**TO BE DONE**
Copy each line of the records that contains the word "color".

**RECORDED DATA**
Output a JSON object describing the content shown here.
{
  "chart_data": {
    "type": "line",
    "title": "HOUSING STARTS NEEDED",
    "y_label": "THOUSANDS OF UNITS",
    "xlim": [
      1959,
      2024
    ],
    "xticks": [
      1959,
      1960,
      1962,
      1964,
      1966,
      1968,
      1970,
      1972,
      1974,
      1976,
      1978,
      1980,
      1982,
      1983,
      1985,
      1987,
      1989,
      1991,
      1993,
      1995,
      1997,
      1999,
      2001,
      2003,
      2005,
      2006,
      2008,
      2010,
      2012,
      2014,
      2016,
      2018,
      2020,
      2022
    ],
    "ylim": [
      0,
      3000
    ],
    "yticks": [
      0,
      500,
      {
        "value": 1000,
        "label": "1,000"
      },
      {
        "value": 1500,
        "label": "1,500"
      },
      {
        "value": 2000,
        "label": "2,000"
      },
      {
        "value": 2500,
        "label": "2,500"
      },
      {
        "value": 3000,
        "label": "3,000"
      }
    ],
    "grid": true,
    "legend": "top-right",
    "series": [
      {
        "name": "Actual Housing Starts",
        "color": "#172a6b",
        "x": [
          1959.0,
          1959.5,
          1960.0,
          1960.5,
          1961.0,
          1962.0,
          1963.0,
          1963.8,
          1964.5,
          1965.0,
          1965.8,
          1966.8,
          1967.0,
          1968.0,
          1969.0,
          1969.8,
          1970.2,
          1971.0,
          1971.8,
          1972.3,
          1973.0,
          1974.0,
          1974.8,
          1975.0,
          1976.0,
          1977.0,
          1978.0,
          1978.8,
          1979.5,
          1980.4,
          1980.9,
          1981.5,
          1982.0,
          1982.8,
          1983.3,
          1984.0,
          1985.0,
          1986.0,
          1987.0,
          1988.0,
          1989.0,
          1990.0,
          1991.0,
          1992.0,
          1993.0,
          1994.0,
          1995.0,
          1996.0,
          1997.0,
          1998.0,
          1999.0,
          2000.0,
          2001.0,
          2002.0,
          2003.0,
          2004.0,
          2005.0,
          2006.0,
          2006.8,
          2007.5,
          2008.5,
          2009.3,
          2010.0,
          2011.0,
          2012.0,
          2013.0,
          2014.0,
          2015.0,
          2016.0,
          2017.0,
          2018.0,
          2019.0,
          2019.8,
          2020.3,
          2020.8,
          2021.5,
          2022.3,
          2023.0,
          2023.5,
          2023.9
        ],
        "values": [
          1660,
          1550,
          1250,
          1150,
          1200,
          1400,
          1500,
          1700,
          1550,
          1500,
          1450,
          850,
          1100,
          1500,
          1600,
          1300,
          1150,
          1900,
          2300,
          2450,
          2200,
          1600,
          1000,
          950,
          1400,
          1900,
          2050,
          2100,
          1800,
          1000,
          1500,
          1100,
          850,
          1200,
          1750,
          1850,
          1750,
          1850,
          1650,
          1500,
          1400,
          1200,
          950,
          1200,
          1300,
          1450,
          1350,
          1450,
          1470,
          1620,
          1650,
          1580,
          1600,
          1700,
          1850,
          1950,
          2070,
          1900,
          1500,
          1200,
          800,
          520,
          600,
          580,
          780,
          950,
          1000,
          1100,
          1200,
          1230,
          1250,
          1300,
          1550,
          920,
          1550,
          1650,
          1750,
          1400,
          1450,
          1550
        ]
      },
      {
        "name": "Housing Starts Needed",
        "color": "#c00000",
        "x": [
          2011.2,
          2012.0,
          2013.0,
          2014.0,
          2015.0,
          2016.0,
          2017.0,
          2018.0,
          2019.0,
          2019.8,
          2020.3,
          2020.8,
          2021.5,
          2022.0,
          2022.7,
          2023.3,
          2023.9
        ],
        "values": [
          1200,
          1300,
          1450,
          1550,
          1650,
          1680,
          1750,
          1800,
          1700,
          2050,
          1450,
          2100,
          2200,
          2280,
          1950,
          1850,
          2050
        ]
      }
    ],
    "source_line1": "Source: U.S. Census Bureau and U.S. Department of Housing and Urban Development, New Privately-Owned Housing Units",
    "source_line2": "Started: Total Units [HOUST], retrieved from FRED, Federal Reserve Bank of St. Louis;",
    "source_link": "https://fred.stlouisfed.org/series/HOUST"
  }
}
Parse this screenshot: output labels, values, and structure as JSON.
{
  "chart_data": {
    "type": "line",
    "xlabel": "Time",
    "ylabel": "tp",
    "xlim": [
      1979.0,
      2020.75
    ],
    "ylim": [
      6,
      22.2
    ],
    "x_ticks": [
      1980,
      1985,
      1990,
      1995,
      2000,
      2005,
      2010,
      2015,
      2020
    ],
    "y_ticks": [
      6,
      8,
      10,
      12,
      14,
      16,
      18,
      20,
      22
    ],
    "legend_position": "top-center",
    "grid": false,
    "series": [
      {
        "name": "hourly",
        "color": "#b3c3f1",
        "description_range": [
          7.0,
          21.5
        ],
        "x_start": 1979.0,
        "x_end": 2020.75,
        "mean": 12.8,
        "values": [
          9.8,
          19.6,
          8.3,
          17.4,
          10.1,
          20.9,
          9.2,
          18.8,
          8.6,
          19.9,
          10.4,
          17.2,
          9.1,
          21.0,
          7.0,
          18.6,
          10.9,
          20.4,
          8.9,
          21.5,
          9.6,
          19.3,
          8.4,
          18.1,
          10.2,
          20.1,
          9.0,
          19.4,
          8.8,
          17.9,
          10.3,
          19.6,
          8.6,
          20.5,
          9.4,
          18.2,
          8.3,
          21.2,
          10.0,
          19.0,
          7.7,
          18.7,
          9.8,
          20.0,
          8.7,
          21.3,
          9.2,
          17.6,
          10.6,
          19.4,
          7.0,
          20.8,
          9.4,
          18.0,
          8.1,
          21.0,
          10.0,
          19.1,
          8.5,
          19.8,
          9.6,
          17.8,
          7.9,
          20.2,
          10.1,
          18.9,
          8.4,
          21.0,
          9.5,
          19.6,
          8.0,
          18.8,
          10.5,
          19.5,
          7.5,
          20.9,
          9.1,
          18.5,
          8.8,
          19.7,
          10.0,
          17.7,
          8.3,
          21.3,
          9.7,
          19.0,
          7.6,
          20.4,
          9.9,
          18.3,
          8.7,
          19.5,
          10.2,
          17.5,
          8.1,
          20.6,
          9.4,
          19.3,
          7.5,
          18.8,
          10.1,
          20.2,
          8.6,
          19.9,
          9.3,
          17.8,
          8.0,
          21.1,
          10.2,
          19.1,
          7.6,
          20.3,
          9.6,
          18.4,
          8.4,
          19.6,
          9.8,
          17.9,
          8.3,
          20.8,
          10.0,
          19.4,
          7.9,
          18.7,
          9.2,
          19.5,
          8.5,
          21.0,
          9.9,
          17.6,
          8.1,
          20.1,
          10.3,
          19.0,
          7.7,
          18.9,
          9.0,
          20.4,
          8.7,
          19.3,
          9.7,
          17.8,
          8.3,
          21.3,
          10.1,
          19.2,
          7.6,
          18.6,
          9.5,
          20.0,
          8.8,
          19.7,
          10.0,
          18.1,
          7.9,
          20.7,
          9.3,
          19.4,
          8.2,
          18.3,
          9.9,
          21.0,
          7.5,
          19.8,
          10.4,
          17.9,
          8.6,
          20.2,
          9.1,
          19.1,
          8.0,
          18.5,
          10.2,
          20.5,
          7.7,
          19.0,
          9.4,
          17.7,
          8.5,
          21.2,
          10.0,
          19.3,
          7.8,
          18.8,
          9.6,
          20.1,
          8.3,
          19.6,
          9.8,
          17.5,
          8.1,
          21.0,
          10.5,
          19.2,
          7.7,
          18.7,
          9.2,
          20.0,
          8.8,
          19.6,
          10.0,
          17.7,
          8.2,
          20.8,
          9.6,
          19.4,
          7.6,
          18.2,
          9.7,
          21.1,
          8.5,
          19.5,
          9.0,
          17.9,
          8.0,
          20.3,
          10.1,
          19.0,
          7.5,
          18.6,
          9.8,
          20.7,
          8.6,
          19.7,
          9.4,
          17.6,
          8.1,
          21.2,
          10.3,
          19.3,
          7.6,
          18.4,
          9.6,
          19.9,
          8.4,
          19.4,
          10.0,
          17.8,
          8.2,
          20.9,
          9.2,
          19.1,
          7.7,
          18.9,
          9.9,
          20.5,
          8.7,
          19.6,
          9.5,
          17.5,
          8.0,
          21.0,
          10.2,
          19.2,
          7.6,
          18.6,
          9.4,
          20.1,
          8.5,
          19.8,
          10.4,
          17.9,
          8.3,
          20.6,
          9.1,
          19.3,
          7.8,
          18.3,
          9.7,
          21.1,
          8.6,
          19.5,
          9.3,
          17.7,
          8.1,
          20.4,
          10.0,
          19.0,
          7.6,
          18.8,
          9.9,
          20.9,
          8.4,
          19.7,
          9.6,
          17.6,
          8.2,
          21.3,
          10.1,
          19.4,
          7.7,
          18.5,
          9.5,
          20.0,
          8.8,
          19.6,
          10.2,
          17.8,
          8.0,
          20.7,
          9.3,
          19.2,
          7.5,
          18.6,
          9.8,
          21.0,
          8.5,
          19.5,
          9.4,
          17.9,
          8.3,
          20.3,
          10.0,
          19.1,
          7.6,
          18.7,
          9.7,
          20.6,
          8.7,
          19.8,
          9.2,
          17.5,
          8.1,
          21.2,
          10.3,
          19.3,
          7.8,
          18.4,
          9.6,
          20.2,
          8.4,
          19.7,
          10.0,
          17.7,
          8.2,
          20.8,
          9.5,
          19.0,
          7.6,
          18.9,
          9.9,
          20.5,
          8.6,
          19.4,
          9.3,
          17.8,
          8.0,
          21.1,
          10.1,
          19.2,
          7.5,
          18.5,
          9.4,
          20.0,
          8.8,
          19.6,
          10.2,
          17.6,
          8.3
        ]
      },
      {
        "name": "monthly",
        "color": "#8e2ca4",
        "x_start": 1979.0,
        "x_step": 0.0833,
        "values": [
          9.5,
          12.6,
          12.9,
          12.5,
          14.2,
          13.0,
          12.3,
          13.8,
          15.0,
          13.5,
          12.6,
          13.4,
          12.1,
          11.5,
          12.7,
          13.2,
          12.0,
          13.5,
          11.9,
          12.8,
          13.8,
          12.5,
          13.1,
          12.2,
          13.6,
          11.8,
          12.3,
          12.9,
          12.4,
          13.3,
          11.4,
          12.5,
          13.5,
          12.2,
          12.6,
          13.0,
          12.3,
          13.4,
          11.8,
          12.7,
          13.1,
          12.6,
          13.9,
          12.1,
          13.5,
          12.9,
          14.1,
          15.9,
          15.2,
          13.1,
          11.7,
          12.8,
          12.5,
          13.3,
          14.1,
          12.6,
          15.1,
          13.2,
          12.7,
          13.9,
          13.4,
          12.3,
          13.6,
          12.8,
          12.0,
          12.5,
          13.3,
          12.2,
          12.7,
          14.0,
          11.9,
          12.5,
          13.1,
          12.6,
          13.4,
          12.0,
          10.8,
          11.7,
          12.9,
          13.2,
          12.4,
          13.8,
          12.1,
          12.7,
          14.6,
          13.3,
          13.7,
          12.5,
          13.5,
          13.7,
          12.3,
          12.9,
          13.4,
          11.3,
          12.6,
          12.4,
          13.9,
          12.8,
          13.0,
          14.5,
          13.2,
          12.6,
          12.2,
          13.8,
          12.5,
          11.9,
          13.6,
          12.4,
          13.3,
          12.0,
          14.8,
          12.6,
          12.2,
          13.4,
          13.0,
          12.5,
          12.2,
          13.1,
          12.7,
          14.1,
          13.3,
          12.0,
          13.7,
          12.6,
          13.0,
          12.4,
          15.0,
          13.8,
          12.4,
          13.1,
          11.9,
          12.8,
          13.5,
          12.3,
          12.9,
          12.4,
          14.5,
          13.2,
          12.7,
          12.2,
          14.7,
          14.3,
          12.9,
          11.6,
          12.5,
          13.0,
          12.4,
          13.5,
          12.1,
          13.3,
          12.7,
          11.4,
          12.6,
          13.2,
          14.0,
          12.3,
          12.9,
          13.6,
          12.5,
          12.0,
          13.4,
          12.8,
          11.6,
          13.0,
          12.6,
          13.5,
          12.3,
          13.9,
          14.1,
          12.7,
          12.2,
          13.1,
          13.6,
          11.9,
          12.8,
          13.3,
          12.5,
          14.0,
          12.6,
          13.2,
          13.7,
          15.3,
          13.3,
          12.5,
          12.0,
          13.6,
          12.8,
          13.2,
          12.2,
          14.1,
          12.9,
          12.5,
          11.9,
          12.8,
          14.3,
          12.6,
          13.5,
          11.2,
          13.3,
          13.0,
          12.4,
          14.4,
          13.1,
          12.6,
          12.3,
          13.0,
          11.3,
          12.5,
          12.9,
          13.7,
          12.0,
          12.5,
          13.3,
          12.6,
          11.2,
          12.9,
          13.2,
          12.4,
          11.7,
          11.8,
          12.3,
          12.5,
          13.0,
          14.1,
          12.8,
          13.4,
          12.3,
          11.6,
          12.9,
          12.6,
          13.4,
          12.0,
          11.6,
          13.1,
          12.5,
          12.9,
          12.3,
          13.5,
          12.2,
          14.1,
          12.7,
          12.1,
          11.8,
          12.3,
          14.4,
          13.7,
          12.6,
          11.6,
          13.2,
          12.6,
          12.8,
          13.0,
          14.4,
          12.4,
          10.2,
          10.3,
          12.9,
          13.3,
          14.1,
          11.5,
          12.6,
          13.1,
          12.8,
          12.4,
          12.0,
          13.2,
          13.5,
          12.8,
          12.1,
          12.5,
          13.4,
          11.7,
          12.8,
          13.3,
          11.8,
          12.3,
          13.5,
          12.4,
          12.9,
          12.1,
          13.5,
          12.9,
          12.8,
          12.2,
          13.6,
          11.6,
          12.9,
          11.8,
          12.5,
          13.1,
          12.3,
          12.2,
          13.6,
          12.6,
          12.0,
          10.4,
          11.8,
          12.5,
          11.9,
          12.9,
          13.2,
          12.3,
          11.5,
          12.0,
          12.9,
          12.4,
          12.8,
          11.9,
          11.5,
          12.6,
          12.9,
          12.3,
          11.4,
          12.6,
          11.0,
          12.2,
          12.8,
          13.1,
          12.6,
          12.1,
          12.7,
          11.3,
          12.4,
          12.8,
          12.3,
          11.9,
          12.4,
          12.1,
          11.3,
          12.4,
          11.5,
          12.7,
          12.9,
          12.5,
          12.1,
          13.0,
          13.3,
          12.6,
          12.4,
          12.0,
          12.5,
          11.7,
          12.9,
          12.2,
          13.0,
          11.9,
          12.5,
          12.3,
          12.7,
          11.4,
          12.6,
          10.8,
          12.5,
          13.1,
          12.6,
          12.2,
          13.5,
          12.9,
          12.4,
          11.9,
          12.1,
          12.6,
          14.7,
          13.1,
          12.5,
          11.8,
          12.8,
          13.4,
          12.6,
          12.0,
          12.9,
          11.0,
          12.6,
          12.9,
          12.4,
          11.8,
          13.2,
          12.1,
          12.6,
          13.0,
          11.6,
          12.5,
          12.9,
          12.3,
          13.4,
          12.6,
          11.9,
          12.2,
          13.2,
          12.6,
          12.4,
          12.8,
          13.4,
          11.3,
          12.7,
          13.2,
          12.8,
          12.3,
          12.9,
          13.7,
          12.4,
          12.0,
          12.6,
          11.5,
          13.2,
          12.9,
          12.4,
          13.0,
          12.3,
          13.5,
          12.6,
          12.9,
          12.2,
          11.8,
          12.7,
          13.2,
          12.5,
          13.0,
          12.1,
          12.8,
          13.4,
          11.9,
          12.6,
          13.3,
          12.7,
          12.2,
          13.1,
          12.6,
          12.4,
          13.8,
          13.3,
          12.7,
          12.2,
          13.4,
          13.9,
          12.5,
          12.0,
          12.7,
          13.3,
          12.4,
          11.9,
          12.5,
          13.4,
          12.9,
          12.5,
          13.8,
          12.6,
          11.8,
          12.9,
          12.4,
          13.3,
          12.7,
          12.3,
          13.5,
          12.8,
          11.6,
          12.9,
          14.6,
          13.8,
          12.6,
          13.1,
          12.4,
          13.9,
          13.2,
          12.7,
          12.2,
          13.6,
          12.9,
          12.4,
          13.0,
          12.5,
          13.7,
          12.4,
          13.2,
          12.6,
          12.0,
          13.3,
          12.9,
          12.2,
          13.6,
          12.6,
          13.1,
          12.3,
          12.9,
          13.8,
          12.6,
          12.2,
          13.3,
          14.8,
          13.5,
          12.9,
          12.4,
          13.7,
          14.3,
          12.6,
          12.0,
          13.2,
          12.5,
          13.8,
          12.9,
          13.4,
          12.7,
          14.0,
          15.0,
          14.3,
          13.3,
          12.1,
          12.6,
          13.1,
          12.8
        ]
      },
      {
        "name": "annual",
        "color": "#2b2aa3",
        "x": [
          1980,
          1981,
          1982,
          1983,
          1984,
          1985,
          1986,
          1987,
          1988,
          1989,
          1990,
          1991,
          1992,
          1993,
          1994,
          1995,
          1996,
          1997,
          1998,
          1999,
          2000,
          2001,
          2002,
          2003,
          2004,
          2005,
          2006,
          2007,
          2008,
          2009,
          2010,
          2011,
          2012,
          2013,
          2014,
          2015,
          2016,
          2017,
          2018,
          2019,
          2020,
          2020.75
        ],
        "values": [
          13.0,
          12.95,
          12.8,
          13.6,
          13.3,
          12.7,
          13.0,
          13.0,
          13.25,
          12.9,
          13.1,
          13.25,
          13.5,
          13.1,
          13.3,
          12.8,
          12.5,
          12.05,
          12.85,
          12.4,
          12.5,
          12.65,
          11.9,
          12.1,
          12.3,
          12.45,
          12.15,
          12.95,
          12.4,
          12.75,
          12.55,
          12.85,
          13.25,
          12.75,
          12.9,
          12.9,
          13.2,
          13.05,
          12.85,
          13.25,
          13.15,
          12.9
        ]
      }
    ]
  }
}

**SOLUTION TO THIS TASK**
        "color": "#172a6b",
        "color": "#c00000",
        "color": "#b3c3f1",
        "color": "#8e2ca4",
        "color": "#2b2aa3",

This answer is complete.